- Your goal:
Return the records that follow unaltered. Omit every picture.

Recorded data
»»
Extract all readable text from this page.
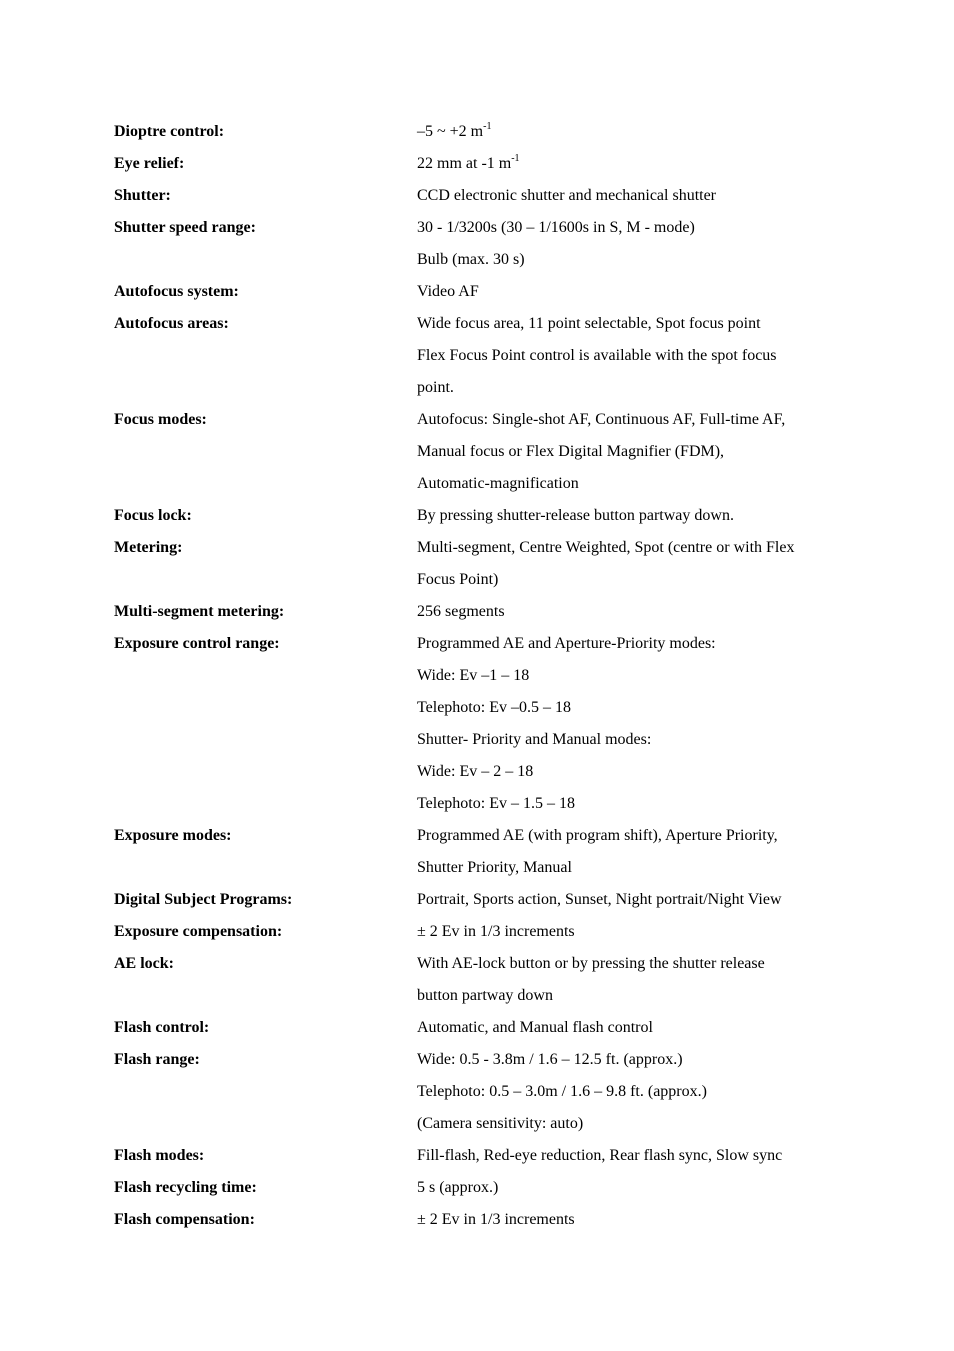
Dioptre control:	–5 ~ +2 $m^{-1}$
Eye relief:	22 mm at -1 $m^{-1}$
Shutter:	CCD electronic shutter and mechanical shutter
Shutter speed range:	30 - 1/3200s (30 – 1/1600s in S, M - mode)
Bulb (max. 30 s)
Autofocus system:	Video AF
Autofocus areas:	Wide focus area, 11 point selectable, Spot focus point
Flex Focus Point control is available with the spot focus
point.
Focus modes:	Autofocus: Single-shot AF, Continuous AF, Full-time AF,
Manual focus or Flex Digital Magnifier (FDM),
Automatic-magnification
Focus lock:	By pressing shutter-release button partway down.
Metering:	Multi-segment, Centre Weighted, Spot (centre or with Flex
Focus Point)
Multi-segment metering:	256 segments
Exposure control range:	Programmed AE and Aperture-Priority modes:
Wide: Ev –1 – 18
Telephoto: Ev –0.5 – 18
Shutter- Priority and Manual modes:
Wide: Ev – 2 – 18
Telephoto: Ev – 1.5 – 18
Exposure modes:	Programmed AE (with program shift), Aperture Priority,
Shutter Priority, Manual
Digital Subject Programs:	Portrait, Sports action, Sunset, Night portrait/Night View
Exposure compensation:	± 2 Ev in 1/3 increments
AE lock:	With AE-lock button or by pressing the shutter release
button partway down
Flash control:	Automatic, and Manual flash control
Flash range:	Wide: 0.5 - 3.8m / 1.6 – 12.5 ft. (approx.)
Telephoto: 0.5 – 3.0m / 1.6 – 9.8 ft. (approx.)
(Camera sensitivity: auto)
Flash modes:	Fill-flash, Red-eye reduction, Rear flash sync, Slow sync
Flash recycling time:	5 s (approx.)
Flash compensation:	± 2 Ev in 1/3 increments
««
- The result:
Extract all readable text from this page.
Dioptre control:	–5 ~ +2 $m^{-1}$
Eye relief:	22 mm at -1 $m^{-1}$
Shutter:	CCD electronic shutter and mechanical shutter
Shutter speed range:	30 - 1/3200s (30 – 1/1600s in S, M - mode)
Bulb (max. 30 s)
Autofocus system:	Video AF
Autofocus areas:	Wide focus area, 11 point selectable, Spot focus point
Flex Focus Point control is available with the spot focus
point.
Focus modes:	Autofocus: Single-shot AF, Continuous AF, Full-time AF,
Manual focus or Flex Digital Magnifier (FDM),
Automatic-magnification
Focus lock:	By pressing shutter-release button partway down.
Metering:	Multi-segment, Centre Weighted, Spot (centre or with Flex
Focus Point)
Multi-segment metering:	256 segments
Exposure control range:	Programmed AE and Aperture-Priority modes:
Wide: Ev –1 – 18
Telephoto: Ev –0.5 – 18
Shutter- Priority and Manual modes:
Wide: Ev – 2 – 18
Telephoto: Ev – 1.5 – 18
Exposure modes:	Programmed AE (with program shift), Aperture Priority,
Shutter Priority, Manual
Digital Subject Programs:	Portrait, Sports action, Sunset, Night portrait/Night View
Exposure compensation:	± 2 Ev in 1/3 increments
AE lock:	With AE-lock button or by pressing the shutter release
button partway down
Flash control:	Automatic, and Manual flash control
Flash range:	Wide: 0.5 - 3.8m / 1.6 – 12.5 ft. (approx.)
Telephoto: 0.5 – 3.0m / 1.6 – 9.8 ft. (approx.)
(Camera sensitivity: auto)
Flash modes:	Fill-flash, Red-eye reduction, Rear flash sync, Slow sync
Flash recycling time:	5 s (approx.)
Flash compensation:	± 2 Ev in 1/3 increments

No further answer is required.